__RECORD LIST__.

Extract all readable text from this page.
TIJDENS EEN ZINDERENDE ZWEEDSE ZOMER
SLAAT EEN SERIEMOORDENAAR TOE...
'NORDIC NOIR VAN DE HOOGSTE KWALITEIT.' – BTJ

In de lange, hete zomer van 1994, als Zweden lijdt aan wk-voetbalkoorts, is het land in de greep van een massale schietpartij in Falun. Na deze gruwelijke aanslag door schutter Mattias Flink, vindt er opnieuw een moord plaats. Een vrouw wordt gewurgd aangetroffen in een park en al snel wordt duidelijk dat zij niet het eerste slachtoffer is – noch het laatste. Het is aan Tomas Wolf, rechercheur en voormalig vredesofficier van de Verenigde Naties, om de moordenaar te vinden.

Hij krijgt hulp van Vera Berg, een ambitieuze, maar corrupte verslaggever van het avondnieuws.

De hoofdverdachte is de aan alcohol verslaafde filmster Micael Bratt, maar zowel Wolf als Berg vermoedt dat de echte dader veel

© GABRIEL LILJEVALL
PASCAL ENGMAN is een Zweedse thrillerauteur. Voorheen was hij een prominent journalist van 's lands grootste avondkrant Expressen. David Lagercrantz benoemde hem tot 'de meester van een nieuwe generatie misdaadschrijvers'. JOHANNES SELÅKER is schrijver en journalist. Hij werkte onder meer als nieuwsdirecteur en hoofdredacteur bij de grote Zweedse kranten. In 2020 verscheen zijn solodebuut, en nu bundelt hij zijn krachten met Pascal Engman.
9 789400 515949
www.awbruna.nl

__EXERCISE DESCRIPTION__.
Your task is to extract all of the records exactly.

__THE OUTPUT__.
Extract all readable text from this page.
TIJDENS EEN ZINDERENDE ZWEEDSE ZOMER
SLAAT EEN SERIEMOORDENAAR TOE...
'NORDIC NOIR VAN DE HOOGSTE KWALITEIT.' – BTJ

In de lange, hete zomer van 1994, als Zweden lijdt aan wk-voetbalkoorts, is het land in de greep van een massale schietpartij in Falun. Na deze gruwelijke aanslag door schutter Mattias Flink, vindt er opnieuw een moord plaats. Een vrouw wordt gewurgd aangetroffen in een park en al snel wordt duidelijk dat zij niet het eerste slachtoffer is – noch het laatste. Het is aan Tomas Wolf, rechercheur en voormalig vredesofficier van de Verenigde Naties, om de moordenaar te vinden.

Hij krijgt hulp van Vera Berg, een ambitieuze, maar corrupte verslaggever van het avondnieuws.

De hoofdverdachte is de aan alcohol verslaafde filmster Micael Bratt, maar zowel Wolf als Berg vermoedt dat de echte dader veel

© GABRIEL LILJEVALL
PASCAL ENGMAN is een Zweedse thrillerauteur. Voorheen was hij een prominent journalist van 's lands grootste avondkrant Expressen. David Lagercrantz benoemde hem tot 'de meester van een nieuwe generatie misdaadschrijvers'. JOHANNES SELÅKER is schrijver en journalist. Hij werkte onder meer als nieuwsdirecteur en hoofdredacteur bij de grote Zweedse kranten. In 2020 verscheen zijn solodebuut, en nu bundelt hij zijn krachten met Pascal Engman.
9 789400 515949
www.awbruna.nl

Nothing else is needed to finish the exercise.